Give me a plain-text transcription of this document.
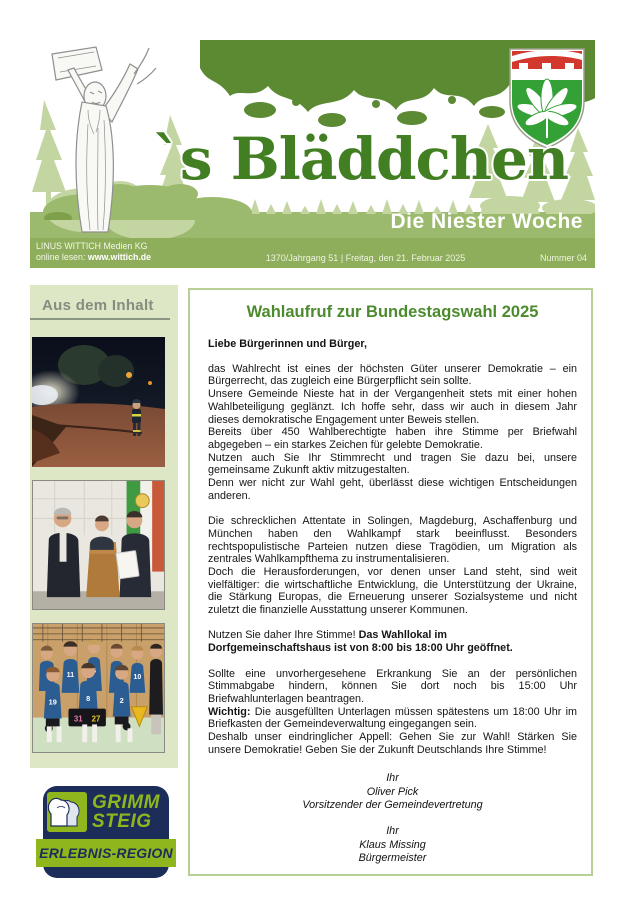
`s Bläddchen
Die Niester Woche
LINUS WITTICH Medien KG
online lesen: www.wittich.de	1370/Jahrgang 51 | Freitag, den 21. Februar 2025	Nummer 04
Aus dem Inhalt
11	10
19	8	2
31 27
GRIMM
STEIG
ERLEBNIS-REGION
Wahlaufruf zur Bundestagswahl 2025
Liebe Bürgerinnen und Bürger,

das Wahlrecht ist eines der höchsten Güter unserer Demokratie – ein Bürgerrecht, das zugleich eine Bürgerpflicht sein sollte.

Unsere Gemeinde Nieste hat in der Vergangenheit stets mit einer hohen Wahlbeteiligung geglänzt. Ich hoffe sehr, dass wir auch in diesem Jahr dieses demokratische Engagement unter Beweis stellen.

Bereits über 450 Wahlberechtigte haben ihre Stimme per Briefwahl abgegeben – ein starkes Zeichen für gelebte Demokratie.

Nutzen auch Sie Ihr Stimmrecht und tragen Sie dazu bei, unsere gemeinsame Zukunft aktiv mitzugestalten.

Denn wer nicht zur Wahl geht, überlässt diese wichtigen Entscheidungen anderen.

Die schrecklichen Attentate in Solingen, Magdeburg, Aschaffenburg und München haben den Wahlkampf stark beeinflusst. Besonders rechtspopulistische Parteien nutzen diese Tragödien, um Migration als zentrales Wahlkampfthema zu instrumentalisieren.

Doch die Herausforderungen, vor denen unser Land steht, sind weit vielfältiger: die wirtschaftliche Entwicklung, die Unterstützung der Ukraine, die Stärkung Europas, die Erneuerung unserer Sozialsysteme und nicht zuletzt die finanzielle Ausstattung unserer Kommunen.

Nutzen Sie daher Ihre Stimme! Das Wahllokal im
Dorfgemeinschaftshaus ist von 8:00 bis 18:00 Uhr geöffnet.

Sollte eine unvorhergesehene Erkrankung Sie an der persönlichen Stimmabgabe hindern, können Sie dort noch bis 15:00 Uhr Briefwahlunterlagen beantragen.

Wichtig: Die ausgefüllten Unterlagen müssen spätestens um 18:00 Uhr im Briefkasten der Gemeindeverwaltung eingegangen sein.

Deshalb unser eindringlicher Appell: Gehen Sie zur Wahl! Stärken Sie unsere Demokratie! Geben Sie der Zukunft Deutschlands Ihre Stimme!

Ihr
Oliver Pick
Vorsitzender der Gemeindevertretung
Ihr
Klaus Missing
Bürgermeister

▶ _Short problem_: Omit all pictures while transcribing the entries verbatim.

▶ _Solution to the problem_:
Give me a plain-text transcription of this document.
`s Bläddchen
Die Niester Woche
LINUS WITTICH Medien KG
online lesen: www.wittich.de	1370/Jahrgang 51 | Freitag, den 21. Februar 2025	Nummer 04
Aus dem Inhalt
11	10
19	8	2
31 27
GRIMM
STEIG
ERLEBNIS-REGION
Wahlaufruf zur Bundestagswahl 2025
Liebe Bürgerinnen und Bürger,

das Wahlrecht ist eines der höchsten Güter unserer Demokratie – ein Bürgerrecht, das zugleich eine Bürgerpflicht sein sollte.

Unsere Gemeinde Nieste hat in der Vergangenheit stets mit einer hohen Wahlbeteiligung geglänzt. Ich hoffe sehr, dass wir auch in diesem Jahr dieses demokratische Engagement unter Beweis stellen.

Bereits über 450 Wahlberechtigte haben ihre Stimme per Briefwahl abgegeben – ein starkes Zeichen für gelebte Demokratie.

Nutzen auch Sie Ihr Stimmrecht und tragen Sie dazu bei, unsere gemeinsame Zukunft aktiv mitzugestalten.

Denn wer nicht zur Wahl geht, überlässt diese wichtigen Entscheidungen anderen.

Die schrecklichen Attentate in Solingen, Magdeburg, Aschaffenburg und München haben den Wahlkampf stark beeinflusst. Besonders rechtspopulistische Parteien nutzen diese Tragödien, um Migration als zentrales Wahlkampfthema zu instrumentalisieren.

Doch die Herausforderungen, vor denen unser Land steht, sind weit vielfältiger: die wirtschaftliche Entwicklung, die Unterstützung der Ukraine, die Stärkung Europas, die Erneuerung unserer Sozialsysteme und nicht zuletzt die finanzielle Ausstattung unserer Kommunen.

Nutzen Sie daher Ihre Stimme! Das Wahllokal im
Dorfgemeinschaftshaus ist von 8:00 bis 18:00 Uhr geöffnet.

Sollte eine unvorhergesehene Erkrankung Sie an der persönlichen Stimmabgabe hindern, können Sie dort noch bis 15:00 Uhr Briefwahlunterlagen beantragen.

Wichtig: Die ausgefüllten Unterlagen müssen spätestens um 18:00 Uhr im Briefkasten der Gemeindeverwaltung eingegangen sein.

Deshalb unser eindringlicher Appell: Gehen Sie zur Wahl! Stärken Sie unsere Demokratie! Geben Sie der Zukunft Deutschlands Ihre Stimme!

Ihr
Oliver Pick
Vorsitzender der Gemeindevertretung
Ihr
Klaus Missing
Bürgermeister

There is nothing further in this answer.